» **Documento di origine**

•••

“L’EUROPA non è ancora ben equipaggiata per affrontare i cyberattacchi” e, per questo, “oggi, la Commissione propone nuovi strumenti, tra cui un’Agenzia europea per la sicurezza cibernetica per aiutare gli Stati membri a difendersi” da tali offensive che “non conoscono confini”. Lo ha dichiarato il presidente della Commissione europea Jean-Claude Juncker nel corso del discorso sullo Stato dell’Unione all’Europarlamento a Strasburgo.
Ma non è l’unica novità che ci aspetta dopo il suo discorso sui rischi che corre il cyberspace europeo. L’Europa studia da tempo una serie di iniziative come il rafforzamento dell’Enisa, l’ente per la sicurezza informatica europea, un ufficio per garantire la sicurezza dei prodotti tecnologici dell’Unione e un fondo di sostegno agli Stati membri oggetto di attacco cibernetico su vasta scala.
Poiché Juncker ha messo il tema della cybersecurity al quarto posto delle priorità da lui indicate per il futuro dell’Unione e da oggi queste misure diventeranno parte integrante della strategia europea di sicurezza. “Solo l’anno scorso”, ha detto il presidente della Commissione Ue, “ci sono stati più di 4mila attacchi ransomware al giorno e l’80% delle aziende europee ha sperimentato almeno un incidente di cybersecurity”.
E si tratta di stime per difetto, innanzitutto perché le aziende non denunciano gli attacchi per il timore dei danni d’immagine, ma anche perché non tengono conto dei danni prodotti a tutta la filiera produttiva che gestisce gran parte delle nostre attività quotidiane e le spese necessarie a rispristinare i servizi compromessi. Quando ci fu l’epidemia del virus Wannacry, ad esempio, perfino le autoambulanze non erano più in grado di soccorrere i malati, era andato tutto in tilt.
Così è nata l’idea di un Fondo Ue per i cyberattacchi, sulla falsariga del Fondo di solidarietà per i disastri naturali e che copra i costi di azioni di risposta all’emergenza, dalla sostituzione di apparecchiature alle operazioni di mitigazione dei danni, fino all’invio di personale e attrezzature come già avviene per la protezione civile.
Allo stesso modo, se gli attacchi contro le infrastrutture energetiche del paese, le sue vie di trasporto e i centri decisionali potrebbero portare al caos e al panico paralizzando le attività basate sui computer – dai trasporti alle dighe fino agli ospedali – è probabile che un’efficace gestione del rischio e un’attenta prevenzione possano fare la differenza e garantire la “resilienza” delle reti europee.

•••

» **Dati forniti**
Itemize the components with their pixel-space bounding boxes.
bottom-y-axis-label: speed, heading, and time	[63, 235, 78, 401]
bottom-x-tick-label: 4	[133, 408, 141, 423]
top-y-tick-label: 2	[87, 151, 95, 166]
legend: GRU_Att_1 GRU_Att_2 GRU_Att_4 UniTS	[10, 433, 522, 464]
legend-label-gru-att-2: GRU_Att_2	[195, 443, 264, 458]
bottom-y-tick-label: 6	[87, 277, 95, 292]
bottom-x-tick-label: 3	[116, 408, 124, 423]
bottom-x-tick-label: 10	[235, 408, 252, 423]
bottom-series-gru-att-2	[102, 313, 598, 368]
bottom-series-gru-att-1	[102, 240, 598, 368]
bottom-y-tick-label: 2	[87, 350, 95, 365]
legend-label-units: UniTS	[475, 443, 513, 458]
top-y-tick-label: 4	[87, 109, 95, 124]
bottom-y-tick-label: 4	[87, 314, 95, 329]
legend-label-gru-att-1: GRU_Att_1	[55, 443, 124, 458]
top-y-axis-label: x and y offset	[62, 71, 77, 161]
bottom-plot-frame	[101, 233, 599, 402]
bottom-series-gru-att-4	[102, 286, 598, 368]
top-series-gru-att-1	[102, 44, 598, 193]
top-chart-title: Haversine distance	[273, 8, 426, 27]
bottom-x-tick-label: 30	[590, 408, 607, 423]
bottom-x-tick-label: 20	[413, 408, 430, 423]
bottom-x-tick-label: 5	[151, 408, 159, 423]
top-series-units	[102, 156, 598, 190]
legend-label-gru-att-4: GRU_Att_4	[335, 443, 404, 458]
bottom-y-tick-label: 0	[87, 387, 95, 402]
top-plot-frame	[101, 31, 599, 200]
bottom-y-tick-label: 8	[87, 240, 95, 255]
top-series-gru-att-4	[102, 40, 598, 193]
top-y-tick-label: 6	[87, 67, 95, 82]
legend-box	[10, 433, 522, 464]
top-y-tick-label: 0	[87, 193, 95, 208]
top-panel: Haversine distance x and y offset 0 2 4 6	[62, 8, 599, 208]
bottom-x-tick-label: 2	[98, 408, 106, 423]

•••

» **Attività 1**
Quali iniziative, secondo il testo sulla sicurezza informatica, l'Europa studia da tempo? Elencale tutte.
» **Attività 2**
Riscrivi in forma più breve il paragrafo del testo sulla sicurezza informatica che comincia con "E si tratta di stime per difetto", mantenendone i fatti principali.
» **Attività 3**
Continua il testo sulla sicurezza informatica a partire dalla sua ultima frase.

» **Risultato 1**
- Il rafforzamento dell'Enisa, l'ente per la sicurezza informatica europea
- Un ufficio per garantire la sicurezza dei prodotti tecnologici dell'Unione
- Un fondo di sostegno agli Stati membri oggetto di attacco cibernetico su vasta scala

» **Risultato 2**
Le stime sono per difetto per due motivi. Le aziende non denunciano gli attacchi per timore di danni d'immagine. Inoltre non si contano né i danni all'intera filiera produttiva né le spese per ripristinare i servizi compromessi. Durante l'epidemia del virus Wannacry, per esempio, perfino le autoambulanze non riuscivano più a soccorrere i malati.

» **Risultato 3**
Per questo Bruxelles punta a ripensare tutta la strategia cibernetica dell’Unione proponendo di dare all’Enisa una nuova base giuridica per favorire il coordinamento tra gli Stati membri e fornire loro assistenza, con esercitazioni annuali per testare il livello di protezione dei Paesi Ue mentre verranno lanciate campagne d’informazione per migliorare la “cyber-igiene”. Il 95% degli attacchi, infatti, scattano per errori umani come l’apertura di mail con virus o la perdita di password.
Tuttavia, ha ricordato Juncker, “negli ultimi tre anni sono stati fatti grandi progressi nel mantenere gli europei al sicuro in Rete”. L’Ue, ha rimarcato, ha “intensificato lotta contro propaganda terroristica e la radicalizzazione online e le nuove norme, avanzate dalla Commissione, saranno volte a proteggere la proprietà intellettuale, la diversità culturale e i dati personali”.
“Un discorso importante – ha detto il professore Roberto Baldoni, capo del CIS Sapienza e del Laboratorio Nazionale di Cybersecurity – gli attacchi cyber che avvengono nello spazio cibernetico non sono meno dannosi per le economie e le democrazie degli Stati sovrani. Un attacco cyber ha un riflesso diretto sul Pil di un Paese, può bloccare aziende e fabbriche o portarle a perdite importanti di mercato attraverso la violazione delle proprietà intellettuale e dei dati riservati di una azienda. Perciò è importante capire come trasformare questi problemi immensi in opportunità di sviluppo per una comunità, anche per l’Italia.”